Required task: Find each line with the word "name" in it, then give the total alone.

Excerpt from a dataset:

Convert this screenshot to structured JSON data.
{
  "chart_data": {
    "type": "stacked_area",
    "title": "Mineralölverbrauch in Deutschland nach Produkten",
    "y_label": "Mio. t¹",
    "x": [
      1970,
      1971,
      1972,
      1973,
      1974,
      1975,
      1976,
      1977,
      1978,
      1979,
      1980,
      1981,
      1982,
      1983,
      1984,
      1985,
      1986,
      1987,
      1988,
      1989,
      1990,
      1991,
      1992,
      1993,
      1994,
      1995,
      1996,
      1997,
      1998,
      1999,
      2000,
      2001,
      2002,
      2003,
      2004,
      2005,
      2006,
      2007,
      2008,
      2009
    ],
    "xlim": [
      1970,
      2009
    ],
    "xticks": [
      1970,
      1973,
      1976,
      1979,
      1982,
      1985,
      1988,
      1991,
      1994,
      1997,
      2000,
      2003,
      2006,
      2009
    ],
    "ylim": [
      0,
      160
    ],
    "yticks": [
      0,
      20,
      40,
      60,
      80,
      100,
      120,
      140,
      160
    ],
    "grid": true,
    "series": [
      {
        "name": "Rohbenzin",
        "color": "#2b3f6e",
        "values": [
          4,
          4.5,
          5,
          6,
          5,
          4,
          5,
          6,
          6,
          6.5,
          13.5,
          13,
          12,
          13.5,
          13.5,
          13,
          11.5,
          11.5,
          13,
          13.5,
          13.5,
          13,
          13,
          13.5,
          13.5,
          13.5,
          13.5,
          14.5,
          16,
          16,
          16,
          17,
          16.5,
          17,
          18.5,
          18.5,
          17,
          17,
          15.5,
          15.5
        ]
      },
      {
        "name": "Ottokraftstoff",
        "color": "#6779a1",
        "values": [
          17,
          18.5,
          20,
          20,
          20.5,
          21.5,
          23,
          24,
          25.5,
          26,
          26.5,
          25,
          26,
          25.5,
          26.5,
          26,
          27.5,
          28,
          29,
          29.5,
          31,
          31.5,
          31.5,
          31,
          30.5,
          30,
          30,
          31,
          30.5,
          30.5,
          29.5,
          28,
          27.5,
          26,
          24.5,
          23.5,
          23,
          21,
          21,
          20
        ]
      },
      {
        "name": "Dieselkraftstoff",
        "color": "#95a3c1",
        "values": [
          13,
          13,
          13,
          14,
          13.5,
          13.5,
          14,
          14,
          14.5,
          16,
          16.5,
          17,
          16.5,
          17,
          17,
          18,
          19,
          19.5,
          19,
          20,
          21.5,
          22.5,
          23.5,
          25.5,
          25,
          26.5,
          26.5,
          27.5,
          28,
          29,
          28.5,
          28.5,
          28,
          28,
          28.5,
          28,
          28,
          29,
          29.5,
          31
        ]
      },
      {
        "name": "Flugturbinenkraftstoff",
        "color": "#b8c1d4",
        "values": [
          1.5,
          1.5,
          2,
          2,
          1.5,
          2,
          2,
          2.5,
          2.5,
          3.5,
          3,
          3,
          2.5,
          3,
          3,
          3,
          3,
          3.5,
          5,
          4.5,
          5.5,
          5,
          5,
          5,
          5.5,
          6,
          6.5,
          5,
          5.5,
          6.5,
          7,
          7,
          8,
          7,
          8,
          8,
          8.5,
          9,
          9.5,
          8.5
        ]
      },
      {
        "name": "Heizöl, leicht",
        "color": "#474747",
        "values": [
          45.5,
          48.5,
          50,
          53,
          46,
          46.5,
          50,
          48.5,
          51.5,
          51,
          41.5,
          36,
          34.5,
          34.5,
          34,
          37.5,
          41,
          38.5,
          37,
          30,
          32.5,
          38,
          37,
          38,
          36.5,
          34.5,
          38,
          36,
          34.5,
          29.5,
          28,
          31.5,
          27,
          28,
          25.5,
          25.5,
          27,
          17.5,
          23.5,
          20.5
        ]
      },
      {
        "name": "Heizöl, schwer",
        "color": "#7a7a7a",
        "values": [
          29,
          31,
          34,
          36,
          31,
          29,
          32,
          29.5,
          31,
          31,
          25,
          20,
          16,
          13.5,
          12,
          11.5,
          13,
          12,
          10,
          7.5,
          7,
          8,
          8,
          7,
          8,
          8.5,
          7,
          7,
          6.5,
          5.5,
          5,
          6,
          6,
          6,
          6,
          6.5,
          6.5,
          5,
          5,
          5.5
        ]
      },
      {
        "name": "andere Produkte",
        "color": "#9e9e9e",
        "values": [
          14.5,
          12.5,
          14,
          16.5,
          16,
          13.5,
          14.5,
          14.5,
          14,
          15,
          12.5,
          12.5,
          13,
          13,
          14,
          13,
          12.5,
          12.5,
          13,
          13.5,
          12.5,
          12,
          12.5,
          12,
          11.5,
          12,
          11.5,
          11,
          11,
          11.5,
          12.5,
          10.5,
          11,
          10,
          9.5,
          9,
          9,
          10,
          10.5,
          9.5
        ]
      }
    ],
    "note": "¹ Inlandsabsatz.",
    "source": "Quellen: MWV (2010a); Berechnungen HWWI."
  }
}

Exercise response: 7